((

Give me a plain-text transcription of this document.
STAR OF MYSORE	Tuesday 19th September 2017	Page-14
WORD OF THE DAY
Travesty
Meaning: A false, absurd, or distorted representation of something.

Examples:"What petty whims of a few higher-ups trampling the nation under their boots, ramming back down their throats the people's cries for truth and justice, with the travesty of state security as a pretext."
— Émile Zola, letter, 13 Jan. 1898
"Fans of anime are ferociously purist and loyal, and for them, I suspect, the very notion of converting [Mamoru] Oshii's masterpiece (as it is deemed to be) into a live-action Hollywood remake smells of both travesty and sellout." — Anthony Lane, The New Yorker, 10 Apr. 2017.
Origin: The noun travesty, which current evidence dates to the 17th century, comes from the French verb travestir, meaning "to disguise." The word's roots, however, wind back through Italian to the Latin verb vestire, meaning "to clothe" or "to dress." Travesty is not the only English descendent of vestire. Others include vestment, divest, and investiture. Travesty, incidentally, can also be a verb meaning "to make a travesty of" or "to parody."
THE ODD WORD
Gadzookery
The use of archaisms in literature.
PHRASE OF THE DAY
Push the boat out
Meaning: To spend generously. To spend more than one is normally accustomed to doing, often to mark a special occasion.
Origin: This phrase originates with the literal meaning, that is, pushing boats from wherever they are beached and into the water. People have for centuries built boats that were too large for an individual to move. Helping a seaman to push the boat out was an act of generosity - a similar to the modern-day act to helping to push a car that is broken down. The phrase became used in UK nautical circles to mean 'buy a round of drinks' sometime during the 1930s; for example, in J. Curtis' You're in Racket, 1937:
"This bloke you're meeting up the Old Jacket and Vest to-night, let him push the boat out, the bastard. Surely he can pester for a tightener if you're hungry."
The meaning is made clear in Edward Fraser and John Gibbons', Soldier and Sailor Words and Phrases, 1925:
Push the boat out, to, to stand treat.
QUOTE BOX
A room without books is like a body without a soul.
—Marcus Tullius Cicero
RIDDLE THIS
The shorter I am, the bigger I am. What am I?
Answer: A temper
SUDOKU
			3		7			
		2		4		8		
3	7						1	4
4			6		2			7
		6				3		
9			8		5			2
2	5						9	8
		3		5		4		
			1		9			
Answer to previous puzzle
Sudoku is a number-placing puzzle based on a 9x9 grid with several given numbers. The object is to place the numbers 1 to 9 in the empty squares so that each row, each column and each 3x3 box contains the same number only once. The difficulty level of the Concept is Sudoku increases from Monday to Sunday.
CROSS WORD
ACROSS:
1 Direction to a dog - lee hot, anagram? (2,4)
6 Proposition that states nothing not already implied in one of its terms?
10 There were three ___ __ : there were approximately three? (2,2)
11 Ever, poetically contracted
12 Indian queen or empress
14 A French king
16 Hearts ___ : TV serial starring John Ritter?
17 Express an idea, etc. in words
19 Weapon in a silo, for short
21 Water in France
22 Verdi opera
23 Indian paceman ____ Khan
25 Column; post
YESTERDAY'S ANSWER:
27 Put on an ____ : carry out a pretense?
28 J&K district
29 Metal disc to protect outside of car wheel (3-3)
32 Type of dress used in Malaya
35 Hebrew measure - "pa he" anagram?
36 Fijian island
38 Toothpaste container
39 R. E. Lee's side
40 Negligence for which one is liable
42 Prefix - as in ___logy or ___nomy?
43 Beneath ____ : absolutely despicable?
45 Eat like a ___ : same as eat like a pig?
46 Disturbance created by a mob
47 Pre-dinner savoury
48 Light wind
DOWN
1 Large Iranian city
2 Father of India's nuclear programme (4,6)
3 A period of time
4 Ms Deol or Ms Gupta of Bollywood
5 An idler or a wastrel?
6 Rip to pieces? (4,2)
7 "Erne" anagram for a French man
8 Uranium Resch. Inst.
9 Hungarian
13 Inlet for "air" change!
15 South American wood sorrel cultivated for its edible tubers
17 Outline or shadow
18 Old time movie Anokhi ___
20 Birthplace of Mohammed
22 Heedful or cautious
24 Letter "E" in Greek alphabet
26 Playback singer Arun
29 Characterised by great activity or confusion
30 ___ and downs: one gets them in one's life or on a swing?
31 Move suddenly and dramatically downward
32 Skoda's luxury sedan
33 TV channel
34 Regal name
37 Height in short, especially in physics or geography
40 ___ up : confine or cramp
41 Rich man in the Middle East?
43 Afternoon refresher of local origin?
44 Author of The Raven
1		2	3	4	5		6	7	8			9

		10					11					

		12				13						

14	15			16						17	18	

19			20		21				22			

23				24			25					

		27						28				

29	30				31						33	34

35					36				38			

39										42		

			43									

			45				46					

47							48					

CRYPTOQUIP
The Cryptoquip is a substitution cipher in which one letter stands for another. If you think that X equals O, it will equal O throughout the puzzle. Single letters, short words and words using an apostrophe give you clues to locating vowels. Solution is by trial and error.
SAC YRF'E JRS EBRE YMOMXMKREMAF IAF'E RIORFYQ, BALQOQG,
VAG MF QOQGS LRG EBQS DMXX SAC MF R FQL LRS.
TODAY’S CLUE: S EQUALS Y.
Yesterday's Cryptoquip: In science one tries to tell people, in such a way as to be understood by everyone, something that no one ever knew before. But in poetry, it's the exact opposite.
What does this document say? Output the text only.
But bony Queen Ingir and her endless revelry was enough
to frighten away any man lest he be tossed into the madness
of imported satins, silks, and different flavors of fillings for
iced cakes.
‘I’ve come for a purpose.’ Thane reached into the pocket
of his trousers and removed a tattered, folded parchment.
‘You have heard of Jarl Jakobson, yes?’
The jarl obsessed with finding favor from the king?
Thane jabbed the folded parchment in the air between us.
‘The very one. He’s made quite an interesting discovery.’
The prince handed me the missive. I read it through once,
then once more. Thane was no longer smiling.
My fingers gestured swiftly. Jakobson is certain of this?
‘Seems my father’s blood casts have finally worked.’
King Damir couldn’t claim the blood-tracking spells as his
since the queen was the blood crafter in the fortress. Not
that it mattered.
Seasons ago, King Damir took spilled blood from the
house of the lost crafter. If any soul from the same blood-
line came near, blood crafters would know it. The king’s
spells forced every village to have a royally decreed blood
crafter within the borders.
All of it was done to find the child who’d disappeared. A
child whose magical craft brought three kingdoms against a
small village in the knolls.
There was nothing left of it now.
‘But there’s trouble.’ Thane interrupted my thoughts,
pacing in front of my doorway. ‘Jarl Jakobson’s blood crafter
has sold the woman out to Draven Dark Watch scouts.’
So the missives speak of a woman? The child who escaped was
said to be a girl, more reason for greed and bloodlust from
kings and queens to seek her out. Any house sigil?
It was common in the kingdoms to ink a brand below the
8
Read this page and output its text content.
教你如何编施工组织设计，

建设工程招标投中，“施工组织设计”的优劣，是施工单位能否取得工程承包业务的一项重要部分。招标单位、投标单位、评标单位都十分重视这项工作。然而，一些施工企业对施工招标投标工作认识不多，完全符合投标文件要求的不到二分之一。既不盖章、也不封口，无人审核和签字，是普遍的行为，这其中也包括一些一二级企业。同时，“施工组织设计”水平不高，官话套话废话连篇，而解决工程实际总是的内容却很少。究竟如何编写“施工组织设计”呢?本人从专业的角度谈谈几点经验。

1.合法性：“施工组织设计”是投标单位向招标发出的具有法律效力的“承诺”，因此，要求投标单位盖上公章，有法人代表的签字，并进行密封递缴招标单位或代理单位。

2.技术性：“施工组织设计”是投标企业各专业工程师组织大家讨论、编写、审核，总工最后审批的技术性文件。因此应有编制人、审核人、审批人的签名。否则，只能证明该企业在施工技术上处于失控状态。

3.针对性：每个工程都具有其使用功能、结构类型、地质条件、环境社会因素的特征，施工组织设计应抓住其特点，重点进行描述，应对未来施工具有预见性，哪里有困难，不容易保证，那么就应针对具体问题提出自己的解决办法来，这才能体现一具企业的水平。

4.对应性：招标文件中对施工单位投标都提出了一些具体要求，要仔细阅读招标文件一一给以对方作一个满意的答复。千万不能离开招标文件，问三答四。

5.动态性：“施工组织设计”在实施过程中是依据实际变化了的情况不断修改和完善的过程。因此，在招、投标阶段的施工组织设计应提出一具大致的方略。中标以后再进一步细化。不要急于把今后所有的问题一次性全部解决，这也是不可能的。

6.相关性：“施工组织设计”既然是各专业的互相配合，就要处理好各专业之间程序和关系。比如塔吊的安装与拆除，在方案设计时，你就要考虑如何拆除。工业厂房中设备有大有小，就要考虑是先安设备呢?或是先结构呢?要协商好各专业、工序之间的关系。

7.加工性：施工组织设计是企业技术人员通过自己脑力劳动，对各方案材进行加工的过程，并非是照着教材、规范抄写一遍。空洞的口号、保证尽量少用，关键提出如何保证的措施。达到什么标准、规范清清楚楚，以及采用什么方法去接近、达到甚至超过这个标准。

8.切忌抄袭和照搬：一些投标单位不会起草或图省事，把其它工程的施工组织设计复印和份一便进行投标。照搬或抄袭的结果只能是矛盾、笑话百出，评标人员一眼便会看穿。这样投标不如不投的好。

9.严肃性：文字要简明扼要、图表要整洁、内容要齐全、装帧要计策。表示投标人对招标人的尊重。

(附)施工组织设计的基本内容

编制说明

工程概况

))

Exercise objective ->
Repeat, exactly and only, the lines above from the one containing "Read this page and output its text content." through the end of the material.

Exercise output ->
Read this page and output its text content.
教你如何编施工组织设计，

建设工程招标投中，“施工组织设计”的优劣，是施工单位能否取得工程承包业务的一项重要部分。招标单位、投标单位、评标单位都十分重视这项工作。然而，一些施工企业对施工招标投标工作认识不多，完全符合投标文件要求的不到二分之一。既不盖章、也不封口，无人审核和签字，是普遍的行为，这其中也包括一些一二级企业。同时，“施工组织设计”水平不高，官话套话废话连篇，而解决工程实际总是的内容却很少。究竟如何编写“施工组织设计”呢?本人从专业的角度谈谈几点经验。

1.合法性：“施工组织设计”是投标单位向招标发出的具有法律效力的“承诺”，因此，要求投标单位盖上公章，有法人代表的签字，并进行密封递缴招标单位或代理单位。

2.技术性：“施工组织设计”是投标企业各专业工程师组织大家讨论、编写、审核，总工最后审批的技术性文件。因此应有编制人、审核人、审批人的签名。否则，只能证明该企业在施工技术上处于失控状态。

3.针对性：每个工程都具有其使用功能、结构类型、地质条件、环境社会因素的特征，施工组织设计应抓住其特点，重点进行描述，应对未来施工具有预见性，哪里有困难，不容易保证，那么就应针对具体问题提出自己的解决办法来，这才能体现一具企业的水平。

4.对应性：招标文件中对施工单位投标都提出了一些具体要求，要仔细阅读招标文件一一给以对方作一个满意的答复。千万不能离开招标文件，问三答四。

5.动态性：“施工组织设计”在实施过程中是依据实际变化了的情况不断修改和完善的过程。因此，在招、投标阶段的施工组织设计应提出一具大致的方略。中标以后再进一步细化。不要急于把今后所有的问题一次性全部解决，这也是不可能的。

6.相关性：“施工组织设计”既然是各专业的互相配合，就要处理好各专业之间程序和关系。比如塔吊的安装与拆除，在方案设计时，你就要考虑如何拆除。工业厂房中设备有大有小，就要考虑是先安设备呢?或是先结构呢?要协商好各专业、工序之间的关系。

7.加工性：施工组织设计是企业技术人员通过自己脑力劳动，对各方案材进行加工的过程，并非是照着教材、规范抄写一遍。空洞的口号、保证尽量少用，关键提出如何保证的措施。达到什么标准、规范清清楚楚，以及采用什么方法去接近、达到甚至超过这个标准。

8.切忌抄袭和照搬：一些投标单位不会起草或图省事，把其它工程的施工组织设计复印和份一便进行投标。照搬或抄袭的结果只能是矛盾、笑话百出，评标人员一眼便会看穿。这样投标不如不投的好。

9.严肃性：文字要简明扼要、图表要整洁、内容要齐全、装帧要计策。表示投标人对招标人的尊重。

(附)施工组织设计的基本内容

编制说明

工程概况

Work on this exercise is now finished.